Task goal -
Go through the data below and gather each line containing "Sales".

= = = =

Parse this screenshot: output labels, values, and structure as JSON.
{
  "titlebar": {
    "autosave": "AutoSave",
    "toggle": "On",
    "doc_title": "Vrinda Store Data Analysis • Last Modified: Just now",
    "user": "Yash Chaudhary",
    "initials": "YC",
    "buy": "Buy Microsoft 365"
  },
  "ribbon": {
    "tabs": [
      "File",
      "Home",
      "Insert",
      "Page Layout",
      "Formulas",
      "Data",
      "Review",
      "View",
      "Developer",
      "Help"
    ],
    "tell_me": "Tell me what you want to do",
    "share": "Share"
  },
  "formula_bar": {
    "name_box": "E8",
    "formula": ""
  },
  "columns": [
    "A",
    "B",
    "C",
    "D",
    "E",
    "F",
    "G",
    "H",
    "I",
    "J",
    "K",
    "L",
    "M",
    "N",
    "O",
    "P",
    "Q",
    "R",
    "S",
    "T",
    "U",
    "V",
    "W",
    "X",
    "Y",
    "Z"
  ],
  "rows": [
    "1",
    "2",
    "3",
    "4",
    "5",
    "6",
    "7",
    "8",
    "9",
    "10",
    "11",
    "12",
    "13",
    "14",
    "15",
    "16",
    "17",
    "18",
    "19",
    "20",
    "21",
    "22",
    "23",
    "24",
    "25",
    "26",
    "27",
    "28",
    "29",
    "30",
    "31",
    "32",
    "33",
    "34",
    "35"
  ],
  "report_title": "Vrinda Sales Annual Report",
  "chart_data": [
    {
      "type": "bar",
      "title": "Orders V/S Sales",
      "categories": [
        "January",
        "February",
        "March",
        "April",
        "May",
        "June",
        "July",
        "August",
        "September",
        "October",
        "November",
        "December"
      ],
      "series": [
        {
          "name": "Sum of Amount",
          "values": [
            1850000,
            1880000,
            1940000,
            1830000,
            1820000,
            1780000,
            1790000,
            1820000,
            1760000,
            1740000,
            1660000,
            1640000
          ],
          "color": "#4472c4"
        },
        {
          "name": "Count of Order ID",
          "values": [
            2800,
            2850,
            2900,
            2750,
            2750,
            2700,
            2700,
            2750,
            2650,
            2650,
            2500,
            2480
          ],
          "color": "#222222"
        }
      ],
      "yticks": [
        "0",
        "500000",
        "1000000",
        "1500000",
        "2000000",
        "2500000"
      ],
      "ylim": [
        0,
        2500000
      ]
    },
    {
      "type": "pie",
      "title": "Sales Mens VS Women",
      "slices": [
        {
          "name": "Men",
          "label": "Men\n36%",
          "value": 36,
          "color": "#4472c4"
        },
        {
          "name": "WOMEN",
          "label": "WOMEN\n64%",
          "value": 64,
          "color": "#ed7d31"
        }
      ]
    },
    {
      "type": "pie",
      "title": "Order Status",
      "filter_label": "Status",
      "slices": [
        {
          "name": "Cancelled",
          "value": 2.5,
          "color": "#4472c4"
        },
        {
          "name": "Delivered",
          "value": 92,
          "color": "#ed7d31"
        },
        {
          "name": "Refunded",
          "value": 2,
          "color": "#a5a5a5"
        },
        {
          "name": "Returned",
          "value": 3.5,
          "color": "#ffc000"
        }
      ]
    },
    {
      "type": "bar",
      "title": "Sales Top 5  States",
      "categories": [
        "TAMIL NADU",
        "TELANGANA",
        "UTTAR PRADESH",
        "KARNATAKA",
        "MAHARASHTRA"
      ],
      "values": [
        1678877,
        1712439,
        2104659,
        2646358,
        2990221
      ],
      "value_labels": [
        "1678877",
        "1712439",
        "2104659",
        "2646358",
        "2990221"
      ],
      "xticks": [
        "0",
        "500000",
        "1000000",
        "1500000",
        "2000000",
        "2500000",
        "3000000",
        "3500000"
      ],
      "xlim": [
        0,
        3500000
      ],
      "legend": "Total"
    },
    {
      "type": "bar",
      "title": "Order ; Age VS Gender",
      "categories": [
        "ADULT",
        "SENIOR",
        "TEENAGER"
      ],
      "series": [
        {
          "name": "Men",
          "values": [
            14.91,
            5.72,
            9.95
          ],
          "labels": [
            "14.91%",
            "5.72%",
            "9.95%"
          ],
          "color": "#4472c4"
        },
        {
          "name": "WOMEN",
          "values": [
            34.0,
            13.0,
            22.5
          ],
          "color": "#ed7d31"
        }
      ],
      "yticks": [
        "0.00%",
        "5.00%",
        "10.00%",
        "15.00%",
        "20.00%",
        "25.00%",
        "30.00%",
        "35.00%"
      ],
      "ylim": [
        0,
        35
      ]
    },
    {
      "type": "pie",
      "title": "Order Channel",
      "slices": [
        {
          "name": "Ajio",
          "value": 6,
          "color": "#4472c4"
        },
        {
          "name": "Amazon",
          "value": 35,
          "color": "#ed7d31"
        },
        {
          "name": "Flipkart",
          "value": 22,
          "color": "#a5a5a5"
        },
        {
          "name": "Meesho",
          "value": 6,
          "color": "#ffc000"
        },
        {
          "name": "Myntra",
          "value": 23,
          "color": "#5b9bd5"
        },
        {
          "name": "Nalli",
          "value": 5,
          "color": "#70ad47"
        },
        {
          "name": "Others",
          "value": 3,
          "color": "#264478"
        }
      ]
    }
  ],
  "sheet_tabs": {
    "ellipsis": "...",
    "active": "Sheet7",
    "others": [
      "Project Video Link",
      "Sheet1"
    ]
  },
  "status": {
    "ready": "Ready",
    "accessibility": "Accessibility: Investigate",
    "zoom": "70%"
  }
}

= = = =

Written reply -
  "report_title": "Vrinda Sales Annual Report",
      "title": "Orders V/S Sales",
      "title": "Sales Mens VS Women",
      "title": "Sales Top 5  States",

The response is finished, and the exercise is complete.